### THE DATA
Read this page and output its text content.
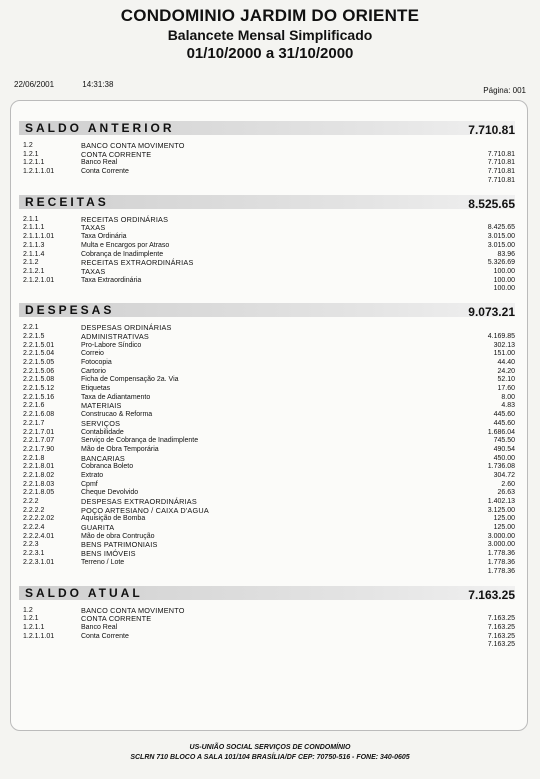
CONDOMINIO JARDIM DO ORIENTE
Balancete Mensal Simplificado
01/10/2000 a 31/10/2000
22/06/2001	14:31:38
Página: 001
SALDO ANTERIOR	7.710.81
1.2	BANCO CONTA MOVIMENTO
1.2.1	CONTA CORRENTE	7.710.81
1.2.1.1	Banco Real	7.710.81
1.2.1.1.01	Conta Corrente	7.710.81
7.710.81
RECEITAS	8.525.65
2.1.1	RECEITAS ORDINÁRIAS
2.1.1.1	TAXAS	8.425.65
2.1.1.1.01	Taxa Ordinária	3.015.00
2.1.1.3	Multa e Encargos por Atraso	3.015.00
2.1.1.4	Cobrança de Inadimplente	83.96
2.1.2	RECEITAS EXTRAORDINÁRIAS	5.326.69
2.1.2.1	TAXAS	100.00
2.1.2.1.01	Taxa Extraordinária	100.00
100.00
DESPESAS	9.073.21
2.2.1	DESPESAS ORDINÁRIAS
2.2.1.5	ADMINISTRATIVAS	4.169.85
2.2.1.5.01	Pro-Labore Síndico	302.13
2.2.1.5.04	Correio	151.00
2.2.1.5.05	Fotocopia	44.40
2.2.1.5.06	Cartorio	24.20
2.2.1.5.08	Ficha de Compensação 2a. Via	52.10
2.2.1.5.12	Etiquetas	17.60
2.2.1.5.16	Taxa de Adiantamento	8.00
2.2.1.6	MATERIAIS	4.83
2.2.1.6.08	Construcao & Reforma	445.60
2.2.1.7	SERVIÇOS	445.60
2.2.1.7.01	Contabilidade	1.686.04
2.2.1.7.07	Serviço de Cobrança de Inadimplente	745.50
2.2.1.7.90	Mão de Obra Temporária	490.54
2.2.1.8	BANCARIAS	450.00
2.2.1.8.01	Cobranca Boleto	1.736.08
2.2.1.8.02	Extrato	304.72
2.2.1.8.03	Cpmf	2.60
2.2.1.8.05	Cheque Devolvido	26.63
2.2.2	DESPESAS EXTRAORDINÁRIAS	1.402.13
2.2.2.2	POÇO ARTESIANO / CAIXA D'AGUA	3.125.00
2.2.2.2.02	Aquisição de Bomba	125.00
2.2.2.4	GUARITA	125.00
2.2.2.4.01	Mão de obra Contrução	3.000.00
2.2.3	BENS PATRIMONIAIS	3.000.00
2.2.3.1	BENS IMÓVEIS	1.778.36
2.2.3.1.01	Terreno / Lote	1.778.36
1.778.36
SALDO ATUAL	7.163.25
1.2	BANCO CONTA MOVIMENTO
1.2.1	CONTA CORRENTE	7.163.25
1.2.1.1	Banco Real	7.163.25
1.2.1.1.01	Conta Corrente	7.163.25
7.163.25
US-UNIÃO SOCIAL SERVIÇOS DE CONDOMÍNIO
SCLRN 710 BLOCO A SALA 101/104 BRASÍLIA/DF CEP: 70750-516 - FONE: 340-0605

### EXERCISE DIRECTIONS
Give every record back exactly as it reads, with no images.

### EXERCISE RESPONSE
Read this page and output its text content.
CONDOMINIO JARDIM DO ORIENTE
Balancete Mensal Simplificado
01/10/2000 a 31/10/2000
22/06/2001	14:31:38
Página: 001
SALDO ANTERIOR	7.710.81
1.2	BANCO CONTA MOVIMENTO
1.2.1	CONTA CORRENTE	7.710.81
1.2.1.1	Banco Real	7.710.81
1.2.1.1.01	Conta Corrente	7.710.81
7.710.81
RECEITAS	8.525.65
2.1.1	RECEITAS ORDINÁRIAS
2.1.1.1	TAXAS	8.425.65
2.1.1.1.01	Taxa Ordinária	3.015.00
2.1.1.3	Multa e Encargos por Atraso	3.015.00
2.1.1.4	Cobrança de Inadimplente	83.96
2.1.2	RECEITAS EXTRAORDINÁRIAS	5.326.69
2.1.2.1	TAXAS	100.00
2.1.2.1.01	Taxa Extraordinária	100.00
100.00
DESPESAS	9.073.21
2.2.1	DESPESAS ORDINÁRIAS
2.2.1.5	ADMINISTRATIVAS	4.169.85
2.2.1.5.01	Pro-Labore Síndico	302.13
2.2.1.5.04	Correio	151.00
2.2.1.5.05	Fotocopia	44.40
2.2.1.5.06	Cartorio	24.20
2.2.1.5.08	Ficha de Compensação 2a. Via	52.10
2.2.1.5.12	Etiquetas	17.60
2.2.1.5.16	Taxa de Adiantamento	8.00
2.2.1.6	MATERIAIS	4.83
2.2.1.6.08	Construcao & Reforma	445.60
2.2.1.7	SERVIÇOS	445.60
2.2.1.7.01	Contabilidade	1.686.04
2.2.1.7.07	Serviço de Cobrança de Inadimplente	745.50
2.2.1.7.90	Mão de Obra Temporária	490.54
2.2.1.8	BANCARIAS	450.00
2.2.1.8.01	Cobranca Boleto	1.736.08
2.2.1.8.02	Extrato	304.72
2.2.1.8.03	Cpmf	2.60
2.2.1.8.05	Cheque Devolvido	26.63
2.2.2	DESPESAS EXTRAORDINÁRIAS	1.402.13
2.2.2.2	POÇO ARTESIANO / CAIXA D'AGUA	3.125.00
2.2.2.2.02	Aquisição de Bomba	125.00
2.2.2.4	GUARITA	125.00
2.2.2.4.01	Mão de obra Contrução	3.000.00
2.2.3	BENS PATRIMONIAIS	3.000.00
2.2.3.1	BENS IMÓVEIS	1.778.36
2.2.3.1.01	Terreno / Lote	1.778.36
1.778.36
SALDO ATUAL	7.163.25
1.2	BANCO CONTA MOVIMENTO
1.2.1	CONTA CORRENTE	7.163.25
1.2.1.1	Banco Real	7.163.25
1.2.1.1.01	Conta Corrente	7.163.25
7.163.25
US-UNIÃO SOCIAL SERVIÇOS DE CONDOMÍNIO
SCLRN 710 BLOCO A SALA 101/104 BRASÍLIA/DF CEP: 70750-516 - FONE: 340-0605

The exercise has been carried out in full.